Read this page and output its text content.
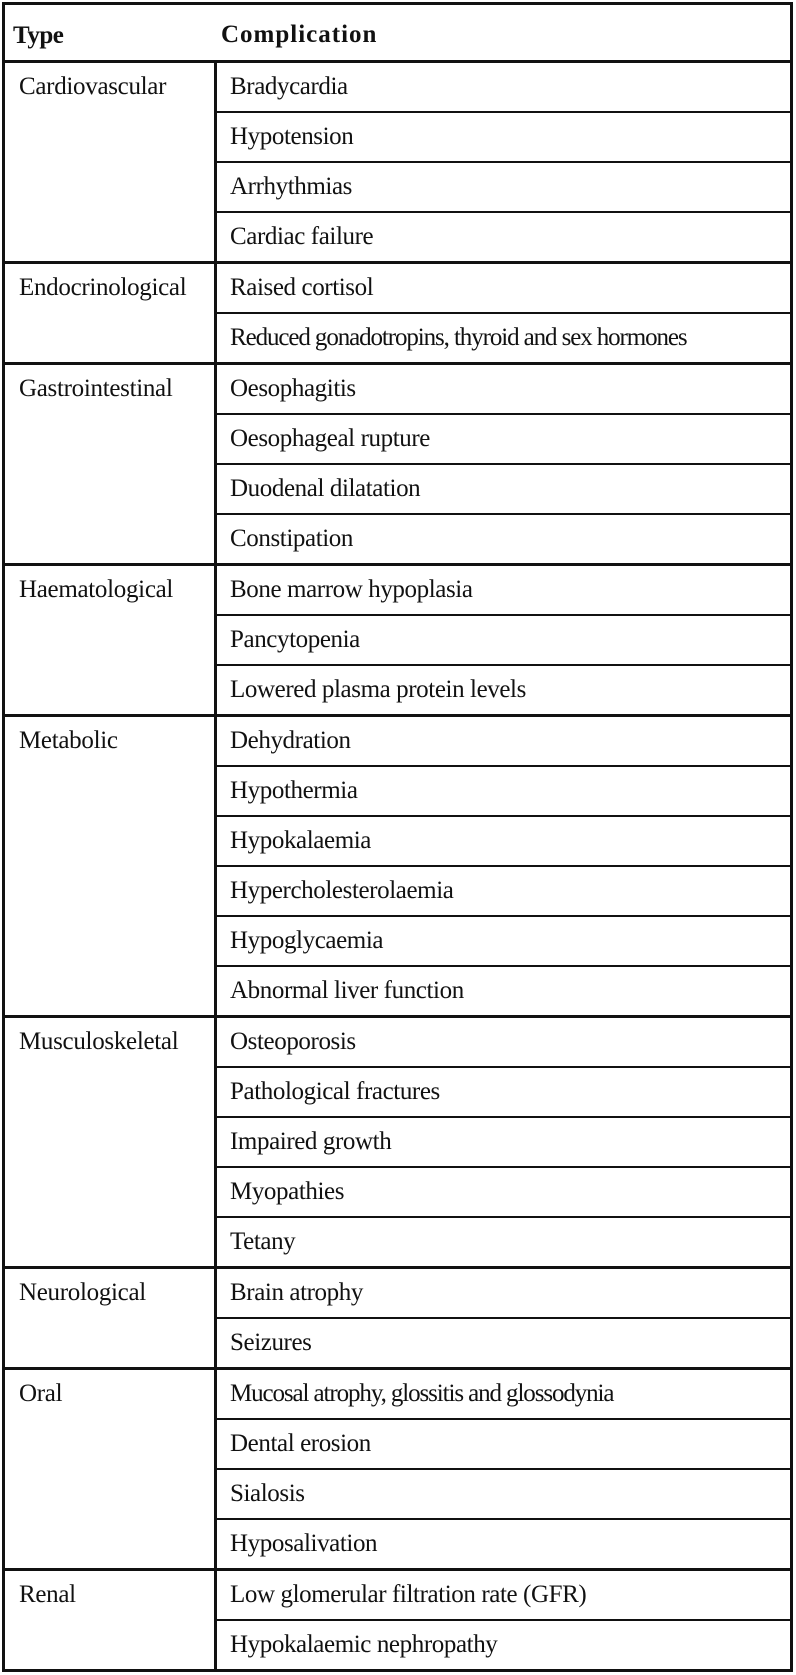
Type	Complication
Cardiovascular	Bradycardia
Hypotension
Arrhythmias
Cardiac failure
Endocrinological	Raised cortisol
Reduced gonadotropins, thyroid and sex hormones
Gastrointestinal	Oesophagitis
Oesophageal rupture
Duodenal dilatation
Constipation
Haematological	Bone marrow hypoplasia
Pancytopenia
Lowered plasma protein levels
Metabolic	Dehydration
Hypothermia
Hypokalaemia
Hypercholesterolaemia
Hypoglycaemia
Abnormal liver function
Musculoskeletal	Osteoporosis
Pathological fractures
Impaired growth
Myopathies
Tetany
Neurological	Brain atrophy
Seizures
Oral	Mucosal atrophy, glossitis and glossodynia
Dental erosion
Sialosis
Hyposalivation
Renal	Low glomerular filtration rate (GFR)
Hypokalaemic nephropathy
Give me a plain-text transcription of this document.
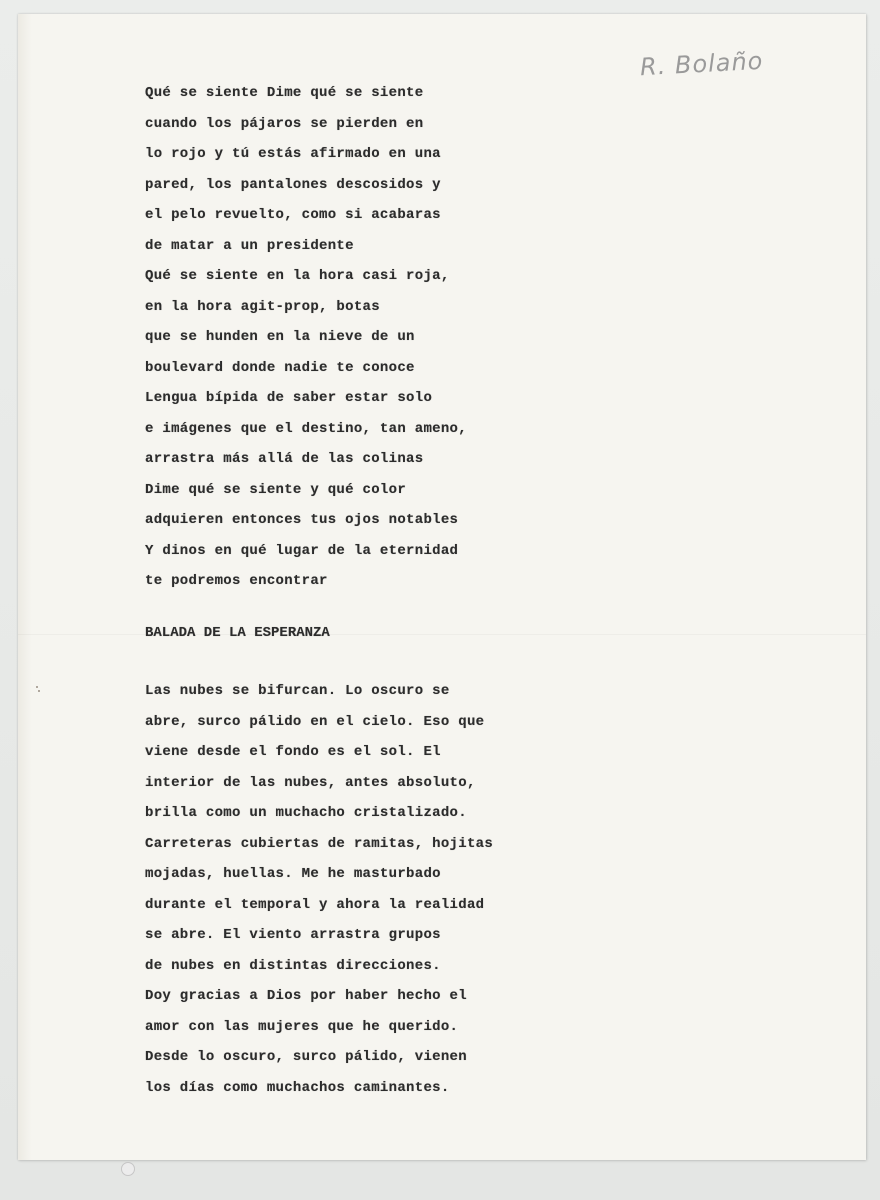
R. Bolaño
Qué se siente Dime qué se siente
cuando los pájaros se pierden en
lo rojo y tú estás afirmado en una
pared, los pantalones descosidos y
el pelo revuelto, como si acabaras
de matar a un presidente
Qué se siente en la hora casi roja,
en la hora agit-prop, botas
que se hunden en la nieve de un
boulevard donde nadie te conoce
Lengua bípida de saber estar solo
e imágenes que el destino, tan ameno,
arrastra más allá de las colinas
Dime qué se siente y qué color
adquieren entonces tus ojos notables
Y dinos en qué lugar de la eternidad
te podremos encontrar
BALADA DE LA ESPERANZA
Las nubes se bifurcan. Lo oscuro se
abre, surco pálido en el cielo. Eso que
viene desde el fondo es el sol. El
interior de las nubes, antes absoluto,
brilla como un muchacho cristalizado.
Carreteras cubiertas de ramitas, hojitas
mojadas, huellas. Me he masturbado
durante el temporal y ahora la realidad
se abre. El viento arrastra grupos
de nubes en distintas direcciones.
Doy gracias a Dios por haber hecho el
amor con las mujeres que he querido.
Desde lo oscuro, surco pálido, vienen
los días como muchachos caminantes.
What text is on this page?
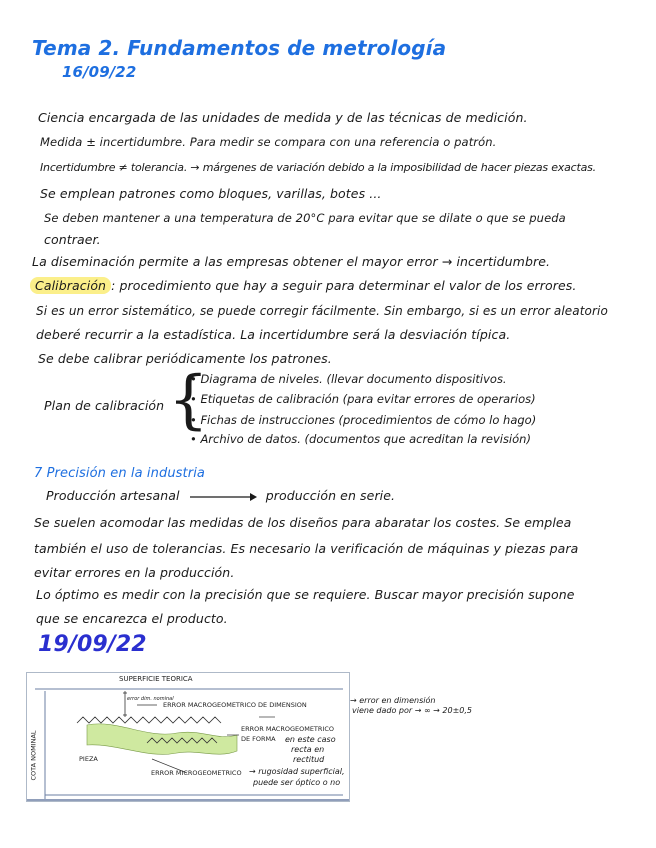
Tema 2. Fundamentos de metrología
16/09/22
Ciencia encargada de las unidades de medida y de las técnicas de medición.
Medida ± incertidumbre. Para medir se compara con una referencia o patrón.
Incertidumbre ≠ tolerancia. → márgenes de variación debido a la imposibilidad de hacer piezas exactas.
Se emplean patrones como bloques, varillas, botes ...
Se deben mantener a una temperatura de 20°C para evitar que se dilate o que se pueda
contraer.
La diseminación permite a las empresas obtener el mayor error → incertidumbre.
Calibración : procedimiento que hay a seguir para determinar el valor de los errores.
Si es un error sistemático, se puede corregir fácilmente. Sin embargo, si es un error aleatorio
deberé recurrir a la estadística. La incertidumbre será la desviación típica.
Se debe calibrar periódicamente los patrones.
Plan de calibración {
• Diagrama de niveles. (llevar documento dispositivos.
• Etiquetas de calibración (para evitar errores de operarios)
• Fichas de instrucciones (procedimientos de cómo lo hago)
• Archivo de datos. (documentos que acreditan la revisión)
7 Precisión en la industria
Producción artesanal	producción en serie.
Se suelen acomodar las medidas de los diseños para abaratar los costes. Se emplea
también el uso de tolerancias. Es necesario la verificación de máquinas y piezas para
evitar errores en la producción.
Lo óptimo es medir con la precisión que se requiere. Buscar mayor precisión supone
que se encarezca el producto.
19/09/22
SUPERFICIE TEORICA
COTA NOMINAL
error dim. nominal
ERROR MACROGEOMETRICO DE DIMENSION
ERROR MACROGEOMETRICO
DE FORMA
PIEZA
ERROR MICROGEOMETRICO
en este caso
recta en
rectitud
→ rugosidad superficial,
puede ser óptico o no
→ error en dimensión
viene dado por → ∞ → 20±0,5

--

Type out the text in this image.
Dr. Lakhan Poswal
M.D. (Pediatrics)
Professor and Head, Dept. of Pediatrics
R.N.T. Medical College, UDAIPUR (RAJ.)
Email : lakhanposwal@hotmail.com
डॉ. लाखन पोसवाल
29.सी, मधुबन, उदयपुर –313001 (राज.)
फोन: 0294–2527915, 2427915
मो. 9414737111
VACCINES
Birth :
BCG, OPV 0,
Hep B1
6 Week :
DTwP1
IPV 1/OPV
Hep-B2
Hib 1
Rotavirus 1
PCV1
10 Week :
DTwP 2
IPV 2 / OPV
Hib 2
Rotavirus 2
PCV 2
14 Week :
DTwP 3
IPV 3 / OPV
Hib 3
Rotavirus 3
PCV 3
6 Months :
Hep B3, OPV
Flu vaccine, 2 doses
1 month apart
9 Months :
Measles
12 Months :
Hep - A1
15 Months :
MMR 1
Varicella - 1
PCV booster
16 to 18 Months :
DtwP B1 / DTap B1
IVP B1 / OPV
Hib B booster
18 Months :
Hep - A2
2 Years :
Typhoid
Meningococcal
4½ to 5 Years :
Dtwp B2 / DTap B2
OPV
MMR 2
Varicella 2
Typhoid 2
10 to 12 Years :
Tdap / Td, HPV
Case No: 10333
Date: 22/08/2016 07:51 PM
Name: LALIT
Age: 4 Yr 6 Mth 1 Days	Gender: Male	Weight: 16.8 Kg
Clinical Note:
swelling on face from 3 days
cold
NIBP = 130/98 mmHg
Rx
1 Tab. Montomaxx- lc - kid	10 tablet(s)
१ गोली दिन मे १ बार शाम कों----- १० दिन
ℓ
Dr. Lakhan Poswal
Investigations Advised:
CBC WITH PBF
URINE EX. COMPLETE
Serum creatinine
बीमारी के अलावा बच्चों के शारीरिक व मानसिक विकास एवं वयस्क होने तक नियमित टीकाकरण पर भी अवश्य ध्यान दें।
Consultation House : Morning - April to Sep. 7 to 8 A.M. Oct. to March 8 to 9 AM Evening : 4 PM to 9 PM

---

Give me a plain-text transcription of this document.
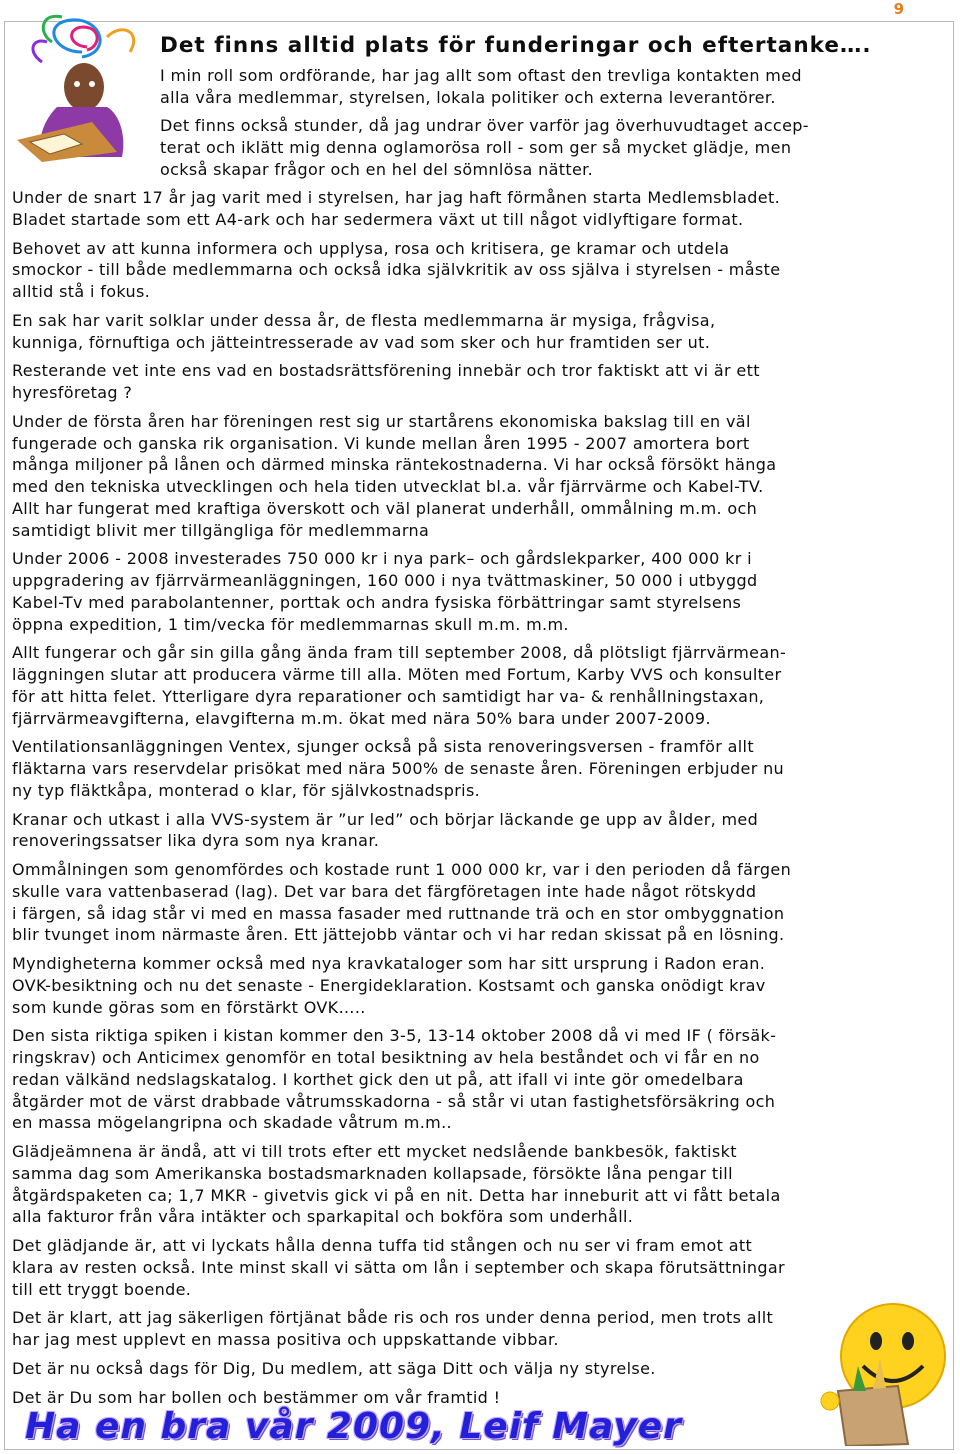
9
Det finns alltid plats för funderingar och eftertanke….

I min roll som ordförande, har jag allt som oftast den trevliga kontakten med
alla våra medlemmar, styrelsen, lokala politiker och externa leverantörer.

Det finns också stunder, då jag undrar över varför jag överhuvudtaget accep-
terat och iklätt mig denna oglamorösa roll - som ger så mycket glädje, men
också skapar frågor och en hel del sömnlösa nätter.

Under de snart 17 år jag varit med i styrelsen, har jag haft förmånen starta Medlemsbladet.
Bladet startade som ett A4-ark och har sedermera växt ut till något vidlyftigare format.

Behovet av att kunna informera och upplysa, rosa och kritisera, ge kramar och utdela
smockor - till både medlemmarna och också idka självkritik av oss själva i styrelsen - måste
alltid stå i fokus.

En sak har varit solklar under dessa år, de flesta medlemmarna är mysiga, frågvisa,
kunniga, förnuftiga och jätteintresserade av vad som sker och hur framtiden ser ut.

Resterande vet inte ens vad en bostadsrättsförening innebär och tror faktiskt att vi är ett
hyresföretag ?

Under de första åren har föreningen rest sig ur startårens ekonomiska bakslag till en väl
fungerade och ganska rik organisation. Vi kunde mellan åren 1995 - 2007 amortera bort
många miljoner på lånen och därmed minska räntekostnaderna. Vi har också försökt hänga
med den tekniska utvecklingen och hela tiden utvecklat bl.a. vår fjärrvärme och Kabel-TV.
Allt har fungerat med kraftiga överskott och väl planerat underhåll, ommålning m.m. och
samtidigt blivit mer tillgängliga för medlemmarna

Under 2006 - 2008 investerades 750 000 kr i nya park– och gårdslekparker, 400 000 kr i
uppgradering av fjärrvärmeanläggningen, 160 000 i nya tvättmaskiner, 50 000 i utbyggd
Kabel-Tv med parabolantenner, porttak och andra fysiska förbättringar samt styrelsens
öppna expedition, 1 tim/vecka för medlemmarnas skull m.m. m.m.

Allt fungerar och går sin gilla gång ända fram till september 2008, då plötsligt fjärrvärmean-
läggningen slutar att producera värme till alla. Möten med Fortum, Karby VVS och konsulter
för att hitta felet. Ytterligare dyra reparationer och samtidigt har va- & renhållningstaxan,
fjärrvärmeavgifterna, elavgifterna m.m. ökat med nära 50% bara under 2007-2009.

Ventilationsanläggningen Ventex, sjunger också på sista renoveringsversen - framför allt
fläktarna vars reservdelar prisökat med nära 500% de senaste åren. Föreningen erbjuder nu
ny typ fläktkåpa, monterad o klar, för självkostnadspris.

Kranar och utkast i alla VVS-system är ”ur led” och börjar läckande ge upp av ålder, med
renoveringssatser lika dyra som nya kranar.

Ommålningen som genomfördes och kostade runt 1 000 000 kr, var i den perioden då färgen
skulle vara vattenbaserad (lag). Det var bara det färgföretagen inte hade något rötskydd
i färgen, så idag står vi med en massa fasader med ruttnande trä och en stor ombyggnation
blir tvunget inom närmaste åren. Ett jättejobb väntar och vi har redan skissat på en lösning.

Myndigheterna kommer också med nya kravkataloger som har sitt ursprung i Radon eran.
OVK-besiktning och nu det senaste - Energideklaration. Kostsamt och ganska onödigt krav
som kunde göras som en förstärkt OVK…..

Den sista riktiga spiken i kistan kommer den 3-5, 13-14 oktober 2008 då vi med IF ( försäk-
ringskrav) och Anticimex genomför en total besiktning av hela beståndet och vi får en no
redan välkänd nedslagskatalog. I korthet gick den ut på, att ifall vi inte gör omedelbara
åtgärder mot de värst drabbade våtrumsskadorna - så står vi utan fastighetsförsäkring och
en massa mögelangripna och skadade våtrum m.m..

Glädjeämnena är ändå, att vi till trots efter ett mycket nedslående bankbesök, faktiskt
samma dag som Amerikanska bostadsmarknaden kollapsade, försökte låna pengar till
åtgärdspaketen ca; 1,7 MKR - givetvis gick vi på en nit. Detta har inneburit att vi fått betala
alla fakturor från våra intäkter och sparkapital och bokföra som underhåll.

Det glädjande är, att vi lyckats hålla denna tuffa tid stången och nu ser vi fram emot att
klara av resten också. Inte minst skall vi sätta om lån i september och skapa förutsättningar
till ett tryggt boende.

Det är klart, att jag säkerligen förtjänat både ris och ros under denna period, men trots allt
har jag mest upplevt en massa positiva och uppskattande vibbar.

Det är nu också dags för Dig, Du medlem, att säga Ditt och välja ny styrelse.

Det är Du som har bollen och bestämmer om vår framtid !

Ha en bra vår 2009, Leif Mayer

▶ **How to complete this task**:
Take from the entries every line that has the string "Kabel".

▶ **Output of the exercise**:
med den tekniska utvecklingen och hela tiden utvecklat bl.a. vår fjärrvärme och Kabel-TV.
Kabel-Tv med parabolantenner, porttak och andra fysiska förbättringar samt styrelsens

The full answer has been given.